:: Data excerpts

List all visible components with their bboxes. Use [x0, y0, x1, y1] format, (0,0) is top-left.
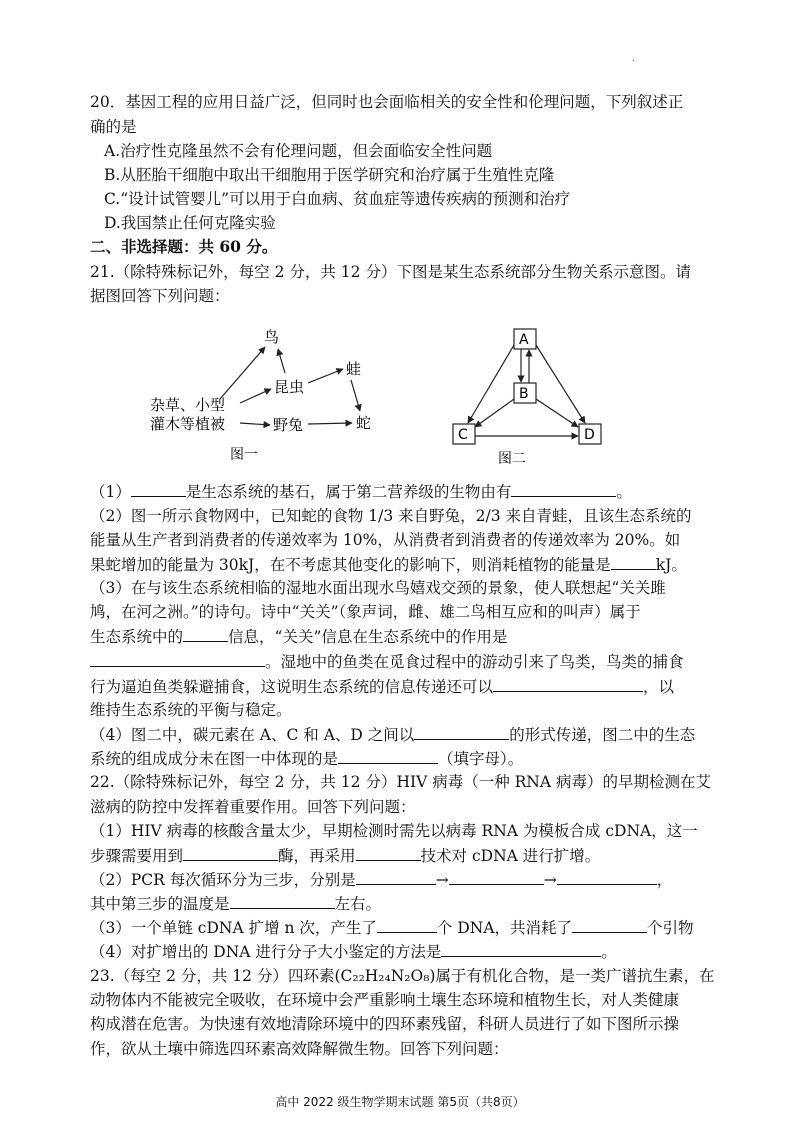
- q21-p3-blank3[interactable]: [493, 676, 643, 692]
- fig1-arrow-plants-rabbit: [240, 423, 270, 425]
- fig1-arrow-rabbit-snake: [308, 423, 352, 424]
- q22-p4-b: 。: [601, 943, 617, 961]
- q22-p2-l2b: 左右。: [334, 895, 382, 913]
- q21-p3-line4: [90, 651, 720, 672]
- q21-p2-line3: [90, 554, 720, 575]
- fig2-label-d: D: [584, 427, 595, 443]
- q21-p4-l2a: 系统的组成成分未在图一中体现的是: [90, 750, 339, 768]
- q22-p3-blank2[interactable]: [572, 917, 647, 933]
- q21-p4-l1b: 的形式传递，图二中的生态: [509, 726, 696, 744]
- q21-p3-line1: （3）在与该生态系统相临的湿地水面出现水鸟嬉戏交颈的景象，使人联想起“关关雎: [90, 579, 666, 597]
- q22-p2-l1end: ，: [656, 871, 673, 889]
- q22-p2-blank1[interactable]: [356, 869, 436, 885]
- q21-stem-line2: 据图回答下列问题：: [90, 287, 230, 305]
- fig1-insect: 昆虫: [274, 378, 305, 396]
- fig2-arrow-a-c: [468, 345, 514, 423]
- q22-p1-line1: （1）HIV 病毒的核酸含量太少，早期检测时需先以病毒 RNA 为模板合成 cDNA，这一: [90, 822, 698, 840]
- q22-p3-a: （3）一个单链 cDNA 扩增 n 次，产生了: [90, 919, 377, 937]
- q22-p1-blank2[interactable]: [356, 845, 421, 861]
- q22-p2-l1a: （2）PCR 每次循环分为三步，分别是: [90, 871, 356, 889]
- fig1-arrow-frog-snake: [351, 380, 360, 411]
- q22-p3-c: 个引物: [647, 919, 694, 937]
- scan-dot: ·: [632, 56, 636, 67]
- fig2-arrow-b-c: [475, 399, 514, 427]
- q21-p2-l3b: kJ。: [655, 556, 687, 574]
- figure2-carbon-cycle: [448, 325, 618, 475]
- q21-p4-l2b: （填字母）。: [438, 750, 524, 768]
- section2-title: 二、非选择题：共 60 分。: [90, 237, 278, 256]
- q21-p4-blank2[interactable]: [338, 748, 438, 764]
- q21-p4-blank1[interactable]: [414, 724, 509, 740]
- q21-p1-blank1[interactable]: [131, 481, 186, 497]
- q21-p3-l3a: 生态系统中的: [90, 628, 184, 646]
- q23-stem-line1: 23.（每空 2 分，共 12 分）四环素(C₂₂H₂₄N₂O₈)属于有机化合物，是一类广谱抗生素，在: [90, 967, 715, 985]
- q21-p3-line3: [90, 626, 720, 647]
- fig1-frog: 蛙: [346, 360, 362, 378]
- page-footer: 高中 2022 级生物学期末试题 第5页（共8页）: [275, 1095, 525, 1109]
- q22-part3: [90, 917, 720, 938]
- q21-p2-blank[interactable]: [611, 554, 656, 570]
- q21-p4-l1a: （4）图二中，碳元素在 A、C 和 A、D 之间以: [90, 726, 415, 744]
- q22-part4: [90, 941, 720, 962]
- fig1-snake: 蛇: [356, 414, 372, 432]
- q21-p1-blank2[interactable]: [511, 481, 616, 497]
- q23-stem-line2: 动物体内不能被完全吸收，在环境中会严重影响土壤生态环境和植物生长，对人类健康: [90, 991, 680, 1009]
- q22-stem-line1: 22.（除特殊标记外，每空 2 分，共 12 分）HIV 病毒（一种 RNA 病毒）的早期检测在艾: [90, 773, 711, 791]
- q21-p3-l4: 。湿地中的鱼类在觅食过程中的游动引来了鸟类，鸟类的捕食: [265, 653, 684, 671]
- fig1-arrow-plants-bird: [220, 347, 265, 399]
- fig2-caption: 图二: [498, 451, 526, 467]
- q20-option-a: A.治疗性克隆虽然不会有伦理问题，但会面临安全性问题: [104, 142, 493, 160]
- q22-p2-blank2[interactable]: [449, 869, 544, 885]
- q22-p4-a: （4）对扩增出的 DNA 进行分子大小鉴定的方法是: [90, 943, 442, 961]
- q22-p2-line2: [90, 893, 720, 914]
- q22-p3-b: 个 DNA，共消耗了: [436, 919, 573, 937]
- q21-p1-c: 。: [616, 483, 632, 501]
- q21-stem-line1: 21.（除特殊标记外，每空 2 分，共 12 分）下图是某生态系统部分生物关系示意图。请: [90, 263, 691, 281]
- fig2-arrow-a-d: [536, 345, 585, 423]
- q21-p4-line1: [90, 724, 720, 745]
- q22-p2-line1: [90, 869, 720, 890]
- q22-p2-blank3[interactable]: [557, 869, 657, 885]
- q21-p3-l5b: ，以: [643, 678, 675, 696]
- q22-p2-arrow2: →: [543, 871, 557, 889]
- q23-stem-line3: 构成潜在危害。为快速有效地清除环境中的四环素残留，科研人员进行了如下图所示操: [90, 1015, 680, 1033]
- fig2-arrow-b-d: [536, 399, 578, 427]
- q21-p3-blank1[interactable]: [183, 626, 228, 642]
- q22-p1-l2a: 步骤需要用到: [90, 847, 184, 865]
- q20-option-b: B.从胚胎干细胞中取出干细胞用于医学研究和治疗属于生殖性克隆: [104, 166, 555, 184]
- q20-option-c: C.“设计试管婴儿”可以用于白血病、贫血症等遗传疾病的预测和治疗: [104, 190, 571, 208]
- q21-p3-blank2[interactable]: [90, 651, 265, 667]
- q21-p2-line2: 能量从生产者到消费者的传递效率为 10%，从消费者到消费者的传递效率为 20%。如: [90, 531, 681, 549]
- fig1-plants-line2: 灌木等植被: [150, 415, 226, 433]
- q22-p1-line2: [90, 845, 720, 866]
- q21-p1-b: 是生态系统的基石，属于第二营养级的生物由有: [185, 483, 512, 501]
- fig2-label-c: C: [458, 427, 468, 443]
- q22-p2-l2a: 其中第三步的温度是: [90, 895, 230, 913]
- q22-stem-line2: 滋病的防控中发挥着重要作用。回答下列问题：: [90, 798, 416, 816]
- q22-p1-l2b: 酶，再采用: [278, 847, 356, 865]
- q21-p3-line2: 鸠，在河之洲。”的诗句。诗中“关关”（象声词，雌、雄二鸟相互应和的叫声）属于: [90, 603, 641, 621]
- q21-p3-line5: [90, 676, 720, 697]
- fig1-arrow-insect-bird: [278, 349, 285, 373]
- fig1-plants-line1: 杂草、小型: [150, 396, 226, 414]
- fig1-arrow-plants-insect: [240, 389, 271, 403]
- q20-option-d: D.我国禁止任何克隆实验: [104, 214, 276, 232]
- figure1-food-web: [140, 325, 400, 475]
- q21-p4-line2: [90, 748, 720, 769]
- q21-part1: [90, 481, 720, 502]
- q20-stem-line2: 确的是: [90, 118, 137, 136]
- q20-stem-line1: 20．基因工程的应用日益广泛，但同时也会面临相关的安全性和伦理问题，下列叙述正: [90, 93, 684, 111]
- q22-p3-blank1[interactable]: [377, 917, 437, 933]
- q21-p3-l3b: 信息，“关关”信息在生态系统中的作用是: [228, 628, 508, 646]
- fig1-arrow-insect-frog: [308, 369, 343, 383]
- fig2-label-b: B: [519, 386, 529, 402]
- fig1-bird: 鸟: [264, 328, 280, 346]
- q22-p1-l2c: 技术对 cDNA 进行扩增。: [420, 847, 601, 865]
- q22-p2-arrow1: →: [435, 871, 449, 889]
- fig2-label-a: A: [519, 332, 529, 348]
- q21-p1-a: （1）: [90, 483, 131, 501]
- q22-p1-blank1[interactable]: [183, 845, 278, 861]
- q21-p2-line1: （2）图一所示食物网中，已知蛇的食物 1/3 来自野兔，2/3 来自青蛙，且该生态系统的: [90, 507, 692, 525]
- fig1-rabbit: 野兔: [273, 416, 304, 434]
- q22-p4-blank[interactable]: [441, 941, 601, 957]
- q21-p2-l3a: 果蛇增加的能量为 30kJ，在不考虑其他变化的影响下，则消耗植物的能量是: [90, 556, 611, 574]
- q22-p2-blank4[interactable]: [230, 893, 335, 909]
- fig1-caption: 图一: [230, 447, 258, 463]
- q21-p3-l5a: 行为逼迫鱼类躲避捕食，这说明生态系统的信息传递还可以: [90, 678, 494, 696]
- q23-stem-line4: 作，欲从土壤中筛选四环素高效降解微生物。回答下列问题：: [90, 1040, 509, 1058]
- q21-p3-line6: 维持生态系统的平衡与稳定。: [90, 701, 292, 719]
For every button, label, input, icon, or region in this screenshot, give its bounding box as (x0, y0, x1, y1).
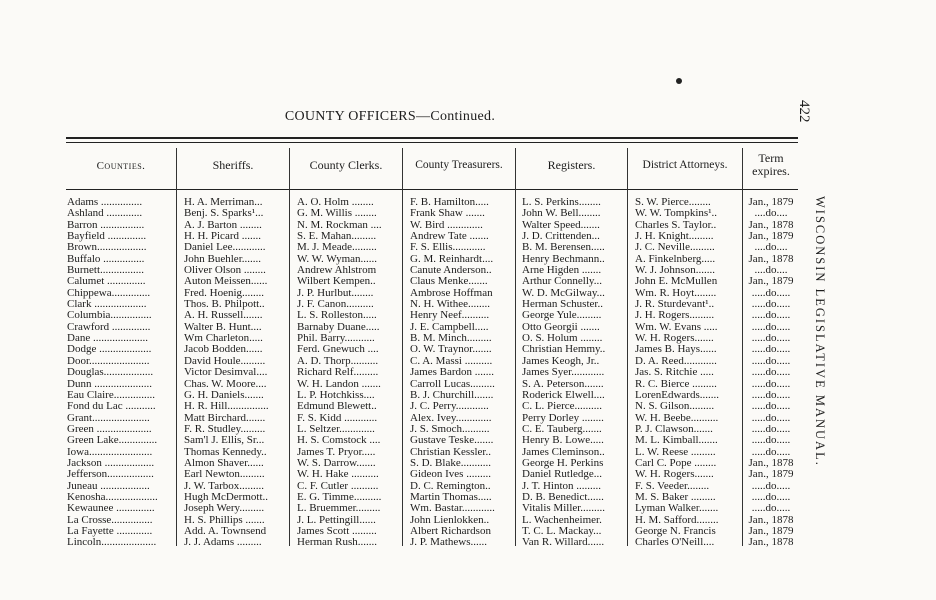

::::

Task directions
In the records above, take everything from the line containing "- q21-p3-blank3[interactable]: [493, 676, 643, 692]" down to the line containing "- fig2-arrow-a-c: [468, 345, 514, 423]". Output only those lines, with "interactable" changed to "clickable" and nothing else altered.

Result below
- q21-p3-blank3[clickable]: [493, 676, 643, 692]
- fig1-arrow-plants-rabbit: [240, 423, 270, 425]
- fig1-arrow-rabbit-snake: [308, 423, 352, 424]
- q22-p4-b: 。: [601, 943, 617, 961]
- q22-p2-l2b: 左右。: [334, 895, 382, 913]
- q21-p3-line4: [90, 651, 720, 672]
- q21-p2-line3: [90, 554, 720, 575]
- fig2-label-d: D: [584, 427, 595, 443]
- q21-p4-l2a: 系统的组成成分未在图一中体现的是: [90, 750, 339, 768]
- q22-p3-blank2[clickable]: [572, 917, 647, 933]
- q21-p4-l1b: 的形式传递，图二中的生态: [509, 726, 696, 744]
- q21-p3-line1: （3）在与该生态系统相临的湿地水面出现水鸟嬉戏交颈的景象，使人联想起“关关雎: [90, 579, 666, 597]
- q22-p2-l1end: ，: [656, 871, 673, 889]
- q22-p2-blank1[clickable]: [356, 869, 436, 885]
- q21-stem-line2: 据图回答下列问题：: [90, 287, 230, 305]
- fig1-insect: 昆虫: [274, 378, 305, 396]
- fig2-arrow-a-c: [468, 345, 514, 423]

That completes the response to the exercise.